> _Goals_:
(1) According to the film review, what phrase do the strikers use to end their points?
(2) Reproduce the film review word for word, from "The whole is" to "about the story.".

The bulk of the story relates to attitudes spinning out of the May 1968 riots in Paris. It centres on an American reporter (Jane Fonda) and her filmmaker husband (Yvs Montand), who get caught up in a wildcat takeover of a factory. What's interesting is that the manager and union steward are articulate in their points of view and arguments, while the strikers, whom Godard seems to sympathize with the most, aren't, mostly arguing from emotion and ending their points with "It's difficult to explain." I suspect there's some sense of failure in actual revolution, and that real change comes from within, not political stunts.

The whole is framed by a meta-fictional take on movie-making, almost power-point-like, on what a movie needs commercially (love story, two bankable stars, money, etc). It's odd that the exercise doesn't make the director cynical about the story.


The factory as a cutaway.


The art of making commercials...

> _Image element box records_:

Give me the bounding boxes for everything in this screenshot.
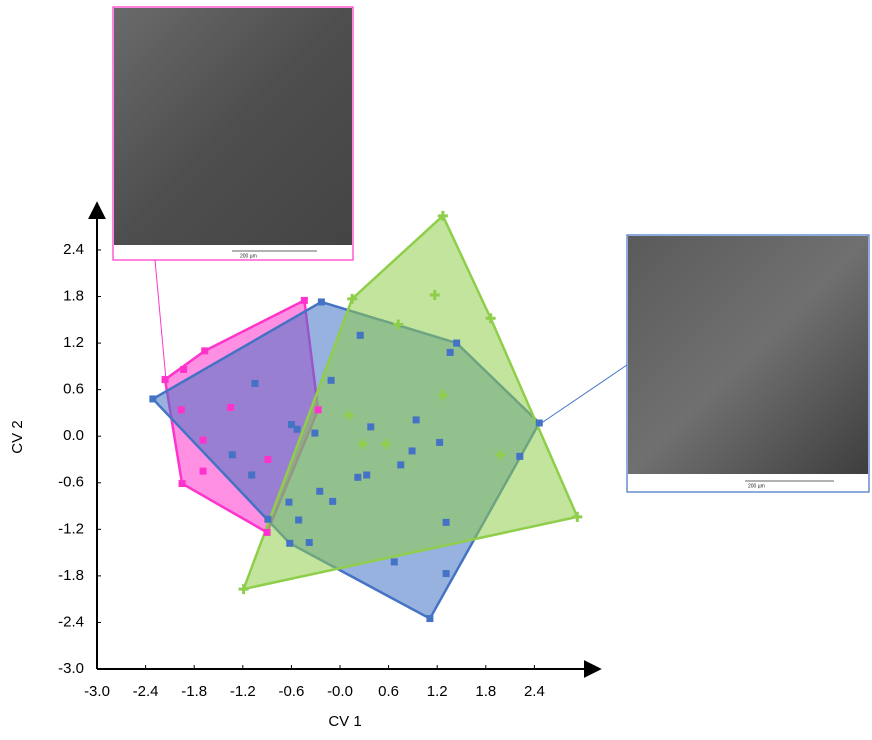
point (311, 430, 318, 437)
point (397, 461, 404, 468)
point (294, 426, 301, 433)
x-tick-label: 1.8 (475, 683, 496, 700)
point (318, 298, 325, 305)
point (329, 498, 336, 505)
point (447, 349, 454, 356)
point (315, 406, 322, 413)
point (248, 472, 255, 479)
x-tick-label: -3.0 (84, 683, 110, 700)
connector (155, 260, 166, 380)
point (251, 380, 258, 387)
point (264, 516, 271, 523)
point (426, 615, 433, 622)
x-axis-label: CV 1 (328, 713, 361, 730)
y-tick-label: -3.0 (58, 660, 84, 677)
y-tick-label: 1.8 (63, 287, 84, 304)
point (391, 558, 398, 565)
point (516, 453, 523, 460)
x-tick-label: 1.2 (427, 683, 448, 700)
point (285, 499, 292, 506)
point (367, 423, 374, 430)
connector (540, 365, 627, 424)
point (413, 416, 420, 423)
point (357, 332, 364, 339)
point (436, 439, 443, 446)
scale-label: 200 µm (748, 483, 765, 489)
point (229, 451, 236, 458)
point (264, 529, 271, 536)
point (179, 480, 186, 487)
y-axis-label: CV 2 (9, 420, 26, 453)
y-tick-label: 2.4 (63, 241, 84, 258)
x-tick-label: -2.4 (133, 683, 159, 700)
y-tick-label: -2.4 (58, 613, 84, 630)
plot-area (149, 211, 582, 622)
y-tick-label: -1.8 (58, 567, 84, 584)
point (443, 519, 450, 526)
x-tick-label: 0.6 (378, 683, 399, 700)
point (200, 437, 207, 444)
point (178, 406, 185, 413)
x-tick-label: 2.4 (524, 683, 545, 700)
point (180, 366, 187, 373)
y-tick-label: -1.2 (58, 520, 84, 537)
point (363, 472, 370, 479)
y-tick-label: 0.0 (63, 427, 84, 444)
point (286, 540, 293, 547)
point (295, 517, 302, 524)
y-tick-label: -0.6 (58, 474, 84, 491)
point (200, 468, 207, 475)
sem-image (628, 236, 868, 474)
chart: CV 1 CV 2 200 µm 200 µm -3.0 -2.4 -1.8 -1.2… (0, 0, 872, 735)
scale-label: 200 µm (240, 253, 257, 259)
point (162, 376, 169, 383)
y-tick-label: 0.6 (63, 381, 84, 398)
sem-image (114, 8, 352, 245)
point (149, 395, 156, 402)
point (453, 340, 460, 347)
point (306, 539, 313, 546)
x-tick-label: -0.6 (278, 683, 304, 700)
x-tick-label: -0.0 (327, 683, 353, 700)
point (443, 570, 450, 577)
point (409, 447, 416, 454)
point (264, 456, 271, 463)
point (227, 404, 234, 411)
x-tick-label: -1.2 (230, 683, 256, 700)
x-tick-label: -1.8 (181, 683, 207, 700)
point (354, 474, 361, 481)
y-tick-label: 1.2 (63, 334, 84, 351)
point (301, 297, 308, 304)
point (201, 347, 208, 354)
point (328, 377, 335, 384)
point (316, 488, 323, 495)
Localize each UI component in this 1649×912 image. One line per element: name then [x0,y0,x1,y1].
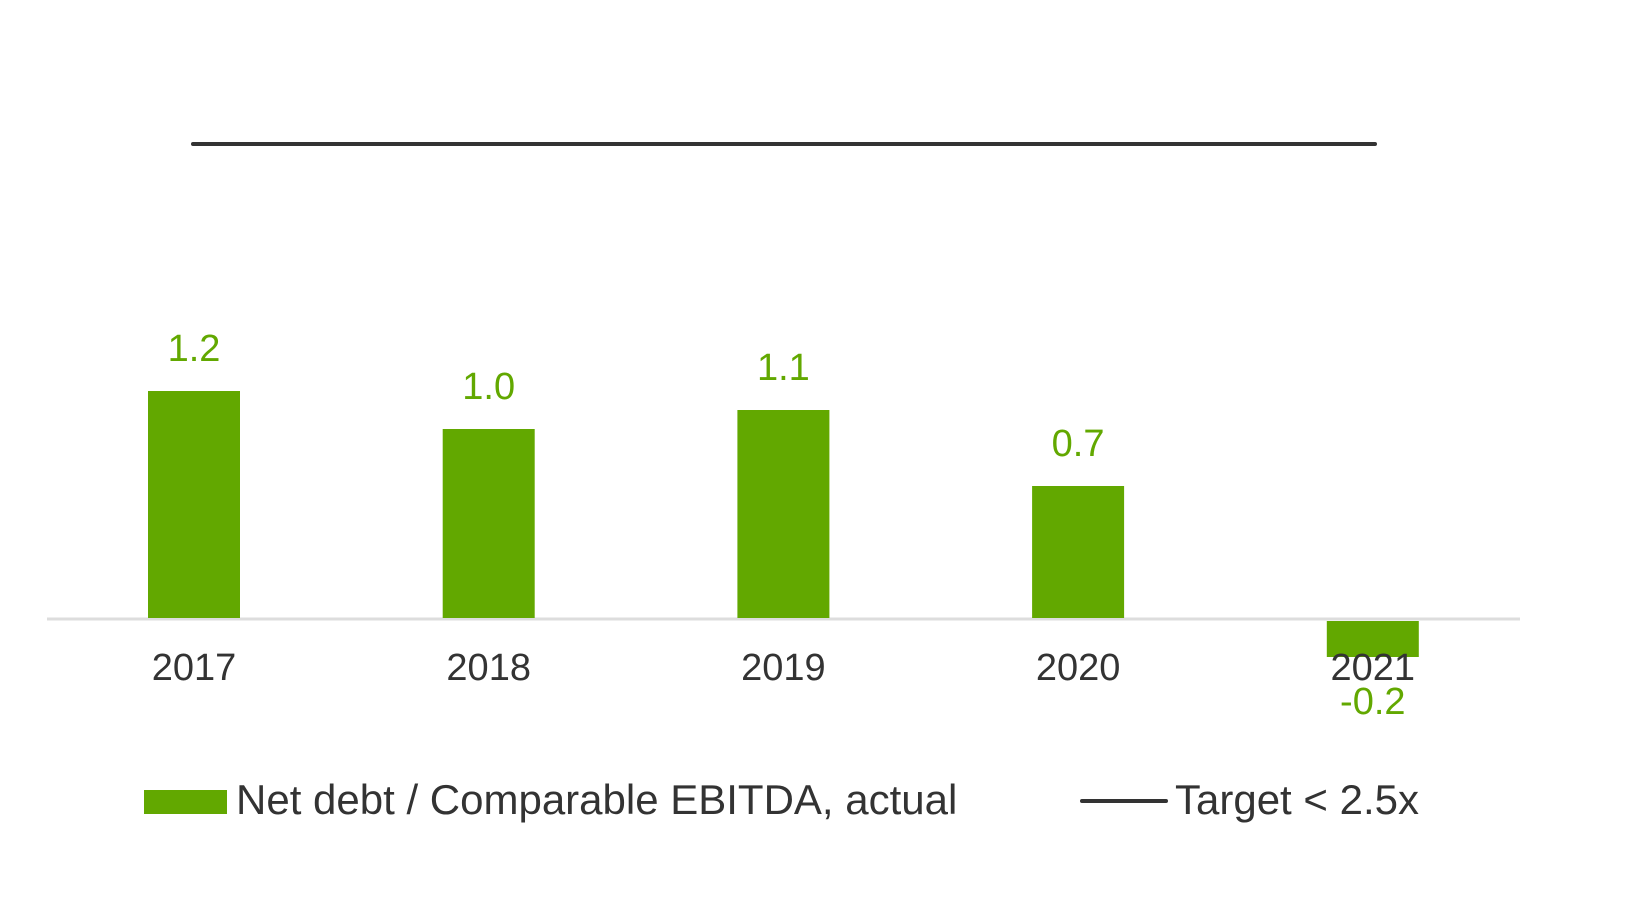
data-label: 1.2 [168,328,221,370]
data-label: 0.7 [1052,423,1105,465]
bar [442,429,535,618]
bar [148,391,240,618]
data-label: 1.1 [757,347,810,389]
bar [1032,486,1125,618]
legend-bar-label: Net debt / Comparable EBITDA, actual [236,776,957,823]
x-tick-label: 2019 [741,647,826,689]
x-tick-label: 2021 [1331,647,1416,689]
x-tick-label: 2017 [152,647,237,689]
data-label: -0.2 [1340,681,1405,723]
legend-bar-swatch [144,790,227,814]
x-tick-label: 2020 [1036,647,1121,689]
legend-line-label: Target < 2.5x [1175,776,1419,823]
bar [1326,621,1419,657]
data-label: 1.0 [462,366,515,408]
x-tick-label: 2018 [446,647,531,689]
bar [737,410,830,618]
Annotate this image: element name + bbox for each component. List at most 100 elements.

---

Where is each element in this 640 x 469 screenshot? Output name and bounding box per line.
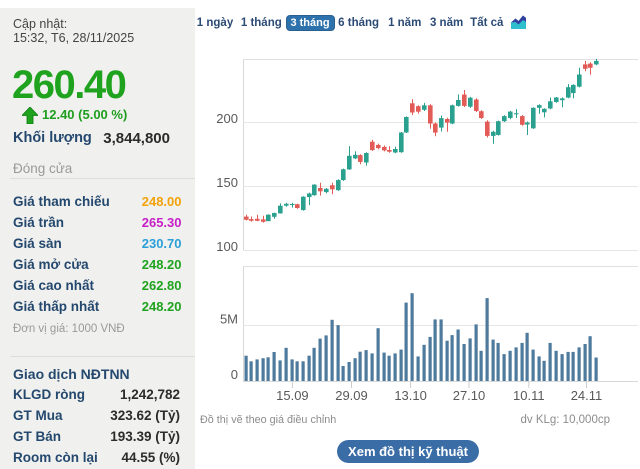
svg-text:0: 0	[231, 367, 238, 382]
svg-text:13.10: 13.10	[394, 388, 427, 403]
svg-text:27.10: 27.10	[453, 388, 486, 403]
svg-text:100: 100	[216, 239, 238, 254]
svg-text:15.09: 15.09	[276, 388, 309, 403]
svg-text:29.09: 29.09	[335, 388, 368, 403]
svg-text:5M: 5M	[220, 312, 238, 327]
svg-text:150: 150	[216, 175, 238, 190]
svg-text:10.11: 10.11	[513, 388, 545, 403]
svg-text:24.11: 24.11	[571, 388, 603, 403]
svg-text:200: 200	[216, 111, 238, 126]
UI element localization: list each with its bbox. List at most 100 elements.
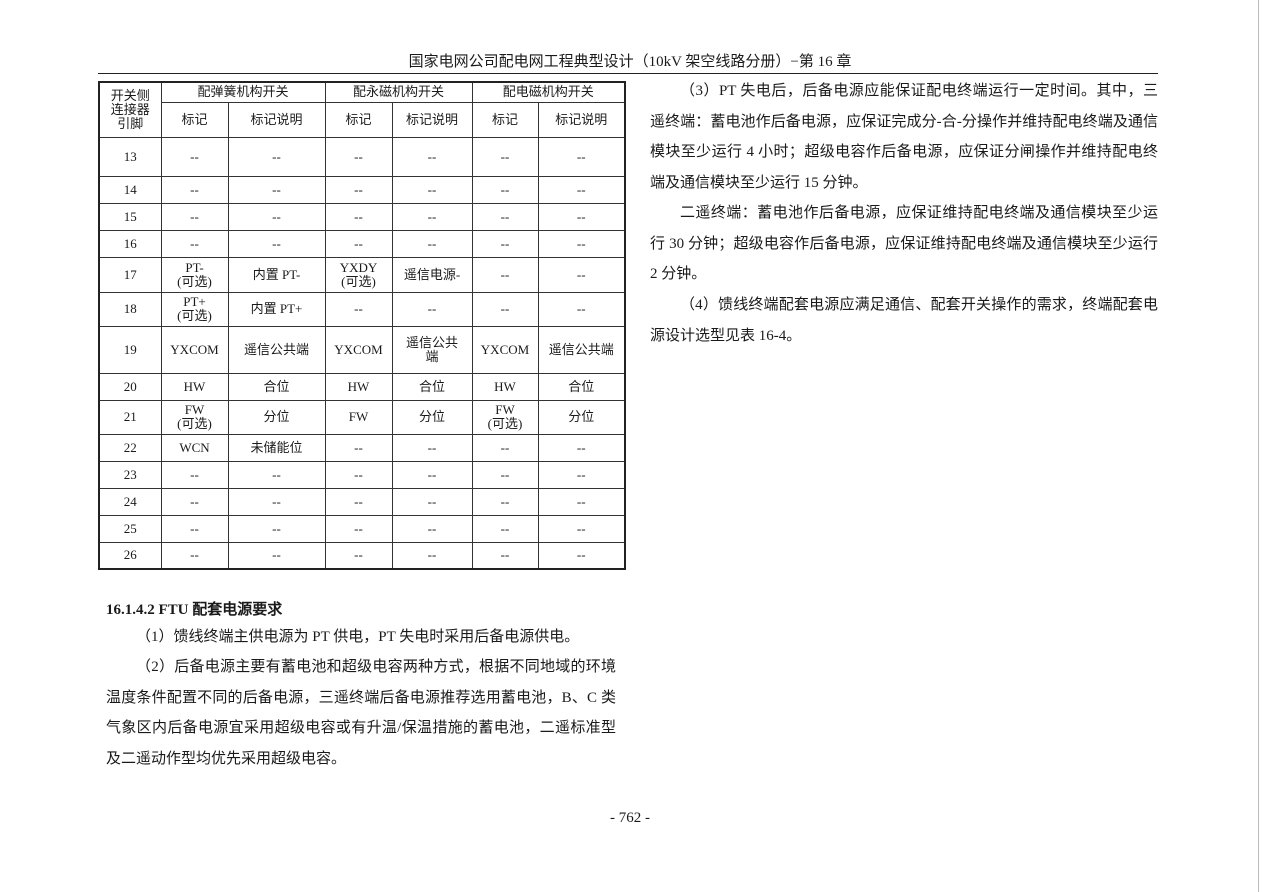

> _Exercise solutions_:
(1) "It's difficult to explain."

(2)
The whole is framed by a meta-fictional take on movie-making, almost power-point-like, on what a movie needs commercially (love story, two bankable stars, money, etc). It's odd that the exercise doesn't make the director cynical about the story.